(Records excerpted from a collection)
# # # # # # #

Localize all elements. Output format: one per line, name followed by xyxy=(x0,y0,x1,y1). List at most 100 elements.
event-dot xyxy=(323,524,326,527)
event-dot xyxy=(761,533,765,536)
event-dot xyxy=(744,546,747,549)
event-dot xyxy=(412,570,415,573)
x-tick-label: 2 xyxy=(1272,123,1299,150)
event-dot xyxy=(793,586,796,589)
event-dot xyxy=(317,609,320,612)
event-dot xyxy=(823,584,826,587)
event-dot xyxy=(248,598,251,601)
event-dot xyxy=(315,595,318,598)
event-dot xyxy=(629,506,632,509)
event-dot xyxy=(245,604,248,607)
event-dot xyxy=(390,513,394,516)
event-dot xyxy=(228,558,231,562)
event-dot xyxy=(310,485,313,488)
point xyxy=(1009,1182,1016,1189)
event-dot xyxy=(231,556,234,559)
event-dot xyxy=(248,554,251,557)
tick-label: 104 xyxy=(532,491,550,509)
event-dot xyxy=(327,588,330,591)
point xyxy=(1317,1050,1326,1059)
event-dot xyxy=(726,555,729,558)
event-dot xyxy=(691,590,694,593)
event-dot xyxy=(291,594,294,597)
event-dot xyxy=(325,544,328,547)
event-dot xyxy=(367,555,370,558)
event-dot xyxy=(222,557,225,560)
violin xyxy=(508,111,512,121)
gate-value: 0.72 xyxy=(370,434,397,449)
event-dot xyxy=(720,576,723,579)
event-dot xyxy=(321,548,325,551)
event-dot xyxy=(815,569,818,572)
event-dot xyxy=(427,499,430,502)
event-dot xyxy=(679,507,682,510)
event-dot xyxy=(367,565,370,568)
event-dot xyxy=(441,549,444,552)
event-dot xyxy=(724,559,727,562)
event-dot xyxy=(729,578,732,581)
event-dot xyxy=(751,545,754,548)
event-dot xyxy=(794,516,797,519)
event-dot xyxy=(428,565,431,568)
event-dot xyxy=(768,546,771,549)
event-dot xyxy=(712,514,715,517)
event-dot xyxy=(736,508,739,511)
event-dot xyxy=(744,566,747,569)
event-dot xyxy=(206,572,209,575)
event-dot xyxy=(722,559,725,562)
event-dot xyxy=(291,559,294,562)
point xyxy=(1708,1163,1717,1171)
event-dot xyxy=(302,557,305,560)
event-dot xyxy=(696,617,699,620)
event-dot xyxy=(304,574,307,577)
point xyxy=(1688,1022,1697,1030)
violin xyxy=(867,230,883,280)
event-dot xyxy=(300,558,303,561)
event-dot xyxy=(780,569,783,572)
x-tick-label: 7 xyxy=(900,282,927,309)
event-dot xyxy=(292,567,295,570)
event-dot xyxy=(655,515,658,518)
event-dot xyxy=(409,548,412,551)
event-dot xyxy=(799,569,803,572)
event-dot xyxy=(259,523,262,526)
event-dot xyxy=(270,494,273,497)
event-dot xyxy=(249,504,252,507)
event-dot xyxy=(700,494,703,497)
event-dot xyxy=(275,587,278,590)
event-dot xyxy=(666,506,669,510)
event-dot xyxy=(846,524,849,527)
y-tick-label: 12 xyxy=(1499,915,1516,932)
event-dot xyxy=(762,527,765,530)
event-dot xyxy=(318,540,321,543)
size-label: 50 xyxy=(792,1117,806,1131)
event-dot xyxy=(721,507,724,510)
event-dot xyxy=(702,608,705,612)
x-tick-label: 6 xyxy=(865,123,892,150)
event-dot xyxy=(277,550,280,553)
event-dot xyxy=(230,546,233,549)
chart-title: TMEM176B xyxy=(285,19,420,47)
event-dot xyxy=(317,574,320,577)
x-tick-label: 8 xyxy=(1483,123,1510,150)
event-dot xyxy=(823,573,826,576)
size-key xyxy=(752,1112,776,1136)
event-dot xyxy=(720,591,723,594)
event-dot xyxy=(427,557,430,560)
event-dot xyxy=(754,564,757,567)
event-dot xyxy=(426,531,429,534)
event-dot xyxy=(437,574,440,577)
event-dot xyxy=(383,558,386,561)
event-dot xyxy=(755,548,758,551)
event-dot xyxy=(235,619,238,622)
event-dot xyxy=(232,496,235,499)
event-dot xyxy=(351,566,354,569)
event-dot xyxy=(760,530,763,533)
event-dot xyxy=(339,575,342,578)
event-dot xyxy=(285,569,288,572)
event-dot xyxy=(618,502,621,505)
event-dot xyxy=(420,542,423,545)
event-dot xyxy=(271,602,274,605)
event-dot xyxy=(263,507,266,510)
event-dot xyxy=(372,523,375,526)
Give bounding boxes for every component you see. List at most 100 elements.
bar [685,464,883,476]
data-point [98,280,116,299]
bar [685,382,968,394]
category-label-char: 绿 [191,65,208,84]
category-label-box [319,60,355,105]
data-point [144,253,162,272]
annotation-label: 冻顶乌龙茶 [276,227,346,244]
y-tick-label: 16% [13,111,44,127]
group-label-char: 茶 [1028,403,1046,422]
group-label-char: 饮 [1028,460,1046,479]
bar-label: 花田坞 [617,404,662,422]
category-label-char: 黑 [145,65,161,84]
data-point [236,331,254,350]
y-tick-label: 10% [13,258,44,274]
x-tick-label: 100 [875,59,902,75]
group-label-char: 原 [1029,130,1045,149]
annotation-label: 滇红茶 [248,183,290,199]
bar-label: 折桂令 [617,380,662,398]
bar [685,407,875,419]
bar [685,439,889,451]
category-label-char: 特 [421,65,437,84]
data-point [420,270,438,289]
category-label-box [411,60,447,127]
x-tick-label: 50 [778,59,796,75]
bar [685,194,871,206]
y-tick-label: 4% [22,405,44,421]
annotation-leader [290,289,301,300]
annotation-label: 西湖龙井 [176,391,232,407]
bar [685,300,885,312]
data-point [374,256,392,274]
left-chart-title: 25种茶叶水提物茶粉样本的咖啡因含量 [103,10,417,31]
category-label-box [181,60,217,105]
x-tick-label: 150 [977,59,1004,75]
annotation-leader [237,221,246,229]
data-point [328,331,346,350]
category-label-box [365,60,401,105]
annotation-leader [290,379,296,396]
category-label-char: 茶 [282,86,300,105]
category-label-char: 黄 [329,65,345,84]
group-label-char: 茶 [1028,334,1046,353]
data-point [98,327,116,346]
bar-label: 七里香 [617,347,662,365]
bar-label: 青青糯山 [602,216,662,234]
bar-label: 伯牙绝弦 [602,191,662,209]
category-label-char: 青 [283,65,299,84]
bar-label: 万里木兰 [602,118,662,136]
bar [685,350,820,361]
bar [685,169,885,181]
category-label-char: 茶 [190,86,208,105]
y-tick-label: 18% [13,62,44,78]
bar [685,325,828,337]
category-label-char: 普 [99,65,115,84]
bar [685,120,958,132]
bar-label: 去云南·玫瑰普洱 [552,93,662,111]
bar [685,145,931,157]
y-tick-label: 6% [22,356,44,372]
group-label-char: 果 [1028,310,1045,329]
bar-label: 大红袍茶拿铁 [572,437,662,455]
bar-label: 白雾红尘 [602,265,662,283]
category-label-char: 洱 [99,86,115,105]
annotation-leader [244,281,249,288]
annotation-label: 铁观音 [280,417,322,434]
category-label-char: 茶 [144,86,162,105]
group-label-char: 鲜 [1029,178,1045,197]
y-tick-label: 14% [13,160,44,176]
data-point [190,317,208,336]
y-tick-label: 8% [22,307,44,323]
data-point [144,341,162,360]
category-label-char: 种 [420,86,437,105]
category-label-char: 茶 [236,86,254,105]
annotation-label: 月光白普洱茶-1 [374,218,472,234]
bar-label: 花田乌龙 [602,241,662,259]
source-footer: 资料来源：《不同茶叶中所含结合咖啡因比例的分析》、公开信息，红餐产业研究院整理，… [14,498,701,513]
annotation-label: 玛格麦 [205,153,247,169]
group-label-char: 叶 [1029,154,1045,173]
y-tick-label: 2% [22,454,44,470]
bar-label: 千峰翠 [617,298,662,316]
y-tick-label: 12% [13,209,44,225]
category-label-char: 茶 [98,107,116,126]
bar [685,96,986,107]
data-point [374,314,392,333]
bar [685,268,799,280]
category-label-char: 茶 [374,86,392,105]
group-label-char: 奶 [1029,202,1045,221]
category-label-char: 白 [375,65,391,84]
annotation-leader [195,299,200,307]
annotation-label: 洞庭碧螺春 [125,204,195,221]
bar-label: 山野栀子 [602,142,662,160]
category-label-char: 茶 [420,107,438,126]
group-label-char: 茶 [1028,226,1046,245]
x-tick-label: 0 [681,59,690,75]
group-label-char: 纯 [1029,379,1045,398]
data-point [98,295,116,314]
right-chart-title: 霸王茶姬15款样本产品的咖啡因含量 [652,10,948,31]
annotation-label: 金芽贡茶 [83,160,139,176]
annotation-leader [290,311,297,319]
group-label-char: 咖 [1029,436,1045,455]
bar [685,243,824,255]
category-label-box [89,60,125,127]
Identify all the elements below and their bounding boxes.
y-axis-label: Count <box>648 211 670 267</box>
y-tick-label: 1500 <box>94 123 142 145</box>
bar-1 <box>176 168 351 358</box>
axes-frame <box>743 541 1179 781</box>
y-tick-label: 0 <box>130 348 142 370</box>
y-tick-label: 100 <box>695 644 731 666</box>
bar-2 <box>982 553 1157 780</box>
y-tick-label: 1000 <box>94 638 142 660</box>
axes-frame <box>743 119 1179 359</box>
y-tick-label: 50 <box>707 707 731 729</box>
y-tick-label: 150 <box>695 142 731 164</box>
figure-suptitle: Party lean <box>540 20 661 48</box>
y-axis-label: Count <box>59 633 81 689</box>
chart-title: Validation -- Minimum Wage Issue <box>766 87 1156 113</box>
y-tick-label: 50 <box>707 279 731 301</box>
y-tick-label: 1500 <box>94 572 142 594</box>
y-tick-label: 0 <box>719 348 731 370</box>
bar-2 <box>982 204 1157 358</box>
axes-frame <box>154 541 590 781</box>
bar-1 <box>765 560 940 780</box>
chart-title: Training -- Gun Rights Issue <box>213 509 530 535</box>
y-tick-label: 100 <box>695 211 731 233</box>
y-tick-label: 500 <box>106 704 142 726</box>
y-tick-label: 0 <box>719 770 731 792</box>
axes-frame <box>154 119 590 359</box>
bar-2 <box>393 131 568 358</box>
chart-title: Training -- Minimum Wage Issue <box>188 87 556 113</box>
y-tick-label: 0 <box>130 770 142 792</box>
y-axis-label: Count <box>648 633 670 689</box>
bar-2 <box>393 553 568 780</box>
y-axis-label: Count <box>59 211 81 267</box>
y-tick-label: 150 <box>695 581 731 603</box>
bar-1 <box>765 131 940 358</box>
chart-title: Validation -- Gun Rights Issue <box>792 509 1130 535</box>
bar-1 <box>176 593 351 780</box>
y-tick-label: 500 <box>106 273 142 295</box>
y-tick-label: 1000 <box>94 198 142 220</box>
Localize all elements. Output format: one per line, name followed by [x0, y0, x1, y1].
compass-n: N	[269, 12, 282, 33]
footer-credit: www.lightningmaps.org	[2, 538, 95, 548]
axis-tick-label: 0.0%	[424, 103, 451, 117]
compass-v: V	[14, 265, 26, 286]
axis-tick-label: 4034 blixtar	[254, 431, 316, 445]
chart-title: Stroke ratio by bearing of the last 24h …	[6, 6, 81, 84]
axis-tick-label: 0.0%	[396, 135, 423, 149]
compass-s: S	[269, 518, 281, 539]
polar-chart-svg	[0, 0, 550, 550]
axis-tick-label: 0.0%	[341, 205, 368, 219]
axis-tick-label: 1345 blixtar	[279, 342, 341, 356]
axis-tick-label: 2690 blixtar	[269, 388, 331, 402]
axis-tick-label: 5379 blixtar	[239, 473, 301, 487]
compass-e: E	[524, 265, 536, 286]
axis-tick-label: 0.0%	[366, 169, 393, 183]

# # # # # # #

• [Short task] Can you put the listing, from its first line through the line containing "event-dot xyxy=(412,570,415,573)" (both included), into a numbered list, leaving out any blank lines?

• [Solution]
1. Localize all elements. Output format: one per line, name followed by xyxy=(x0,y0,x1,y1). List at most 100 elements.
2. event-dot xyxy=(323,524,326,527)
3. event-dot xyxy=(761,533,765,536)
4. event-dot xyxy=(744,546,747,549)
5. event-dot xyxy=(412,570,415,573)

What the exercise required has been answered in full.